#### Problem description
State how many lines of the records contain the string "status", and give no other information.

Records contained in a dataset
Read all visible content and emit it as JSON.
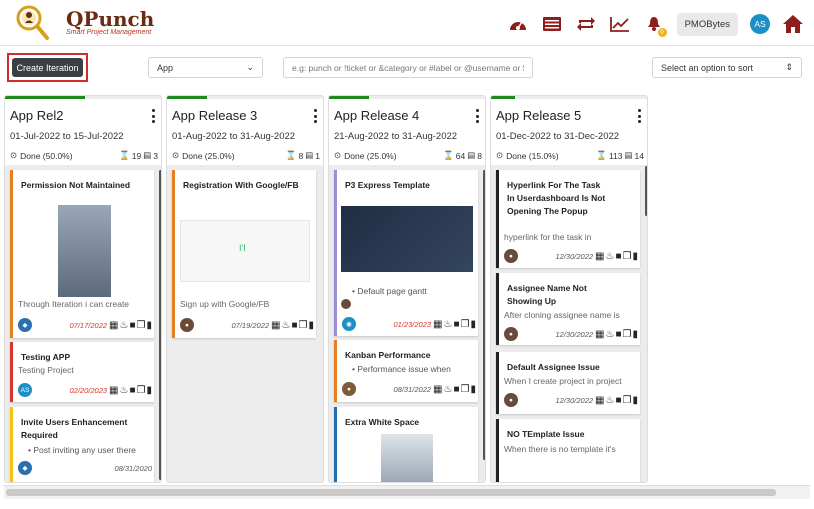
{
  "app": {
    "logo_text": "QPunch",
    "logo_sub": "Smart Project Management",
    "org_name": "PMOBytes",
    "user_initials": "AS",
    "notif_count": "0"
  },
  "toolbar": {
    "create_label": "Create Iteration",
    "project_select": "App",
    "search_placeholder": "e.g: punch or !ticket or &category or #label or @username or $priority",
    "sort_placeholder": "Select an option to sort"
  },
  "columns": [
    {
      "title": "App Rel2",
      "dates": "01-Jul-2022 to 15-Jul-2022",
      "status": "Done (50.0%)",
      "count_a": "19",
      "count_b": "3",
      "cards": [
        {
          "title": "Permission Not Maintained",
          "desc": "Through Iteration i can create",
          "date": "07/17/2022",
          "overdue": true,
          "accent": "#e67e22"
        },
        {
          "title": "Testing APP",
          "desc": "Testing Project",
          "date": "02/20/2023",
          "overdue": true,
          "accent": "#d9342b"
        },
        {
          "title": "Invite Users Enhancement Required",
          "bullet": "Post inviting any user there",
          "date": "08/31/2020",
          "overdue": true,
          "accent": "#f1c40f"
        }
      ]
    },
    {
      "title": "App Release 3",
      "dates": "01-Aug-2022 to 31-Aug-2022",
      "status": "Done (25.0%)",
      "count_a": "8",
      "count_b": "1",
      "cards": [
        {
          "title": "Registration With Google/FB",
          "desc": "Sign up with Google/FB",
          "date": "07/19/2022",
          "overdue": false,
          "accent": "#e67e22"
        }
      ]
    },
    {
      "title": "App Release 4",
      "dates": "21-Aug-2022 to 31-Aug-2022",
      "status": "Done (25.0%)",
      "count_a": "64",
      "count_b": "8",
      "cards": [
        {
          "title": "P3 Express Template",
          "bullet": "Default page gantt",
          "date": "01/23/2023",
          "overdue": true,
          "accent": "#9b8fd6"
        },
        {
          "title": "Kanban Performance",
          "bullet": "Performance issue when",
          "date": "08/31/2022",
          "overdue": false,
          "accent": "#e67e22"
        },
        {
          "title": "Extra White Space",
          "accent": "#1d6fb8"
        }
      ]
    },
    {
      "title": "App Release 5",
      "dates": "01-Dec-2022 to 31-Dec-2022",
      "status": "Done (15.0%)",
      "count_a": "113",
      "count_b": "14",
      "cards": [
        {
          "title": "Hyperlink For The Task In Userdashboard Is Not Opening The Popup",
          "desc": "hyperlink for the task in",
          "date": "12/30/2022",
          "overdue": false,
          "accent": "#222222"
        },
        {
          "title": "Assignee Name Not Showing Up",
          "desc": "After cloning assignee name is",
          "date": "12/30/2022",
          "overdue": false,
          "accent": "#222222"
        },
        {
          "title": "Default Assignee Issue",
          "desc": "When I create project in project",
          "date": "12/30/2022",
          "overdue": false,
          "accent": "#222222"
        },
        {
          "title": "NO TEmplate Issue",
          "desc": "When there is no template it's",
          "accent": "#222222"
        }
      ]
    }
  ],
  "image_text": {
    "google_fb": "I'I"
  }
}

#### Response to this task
4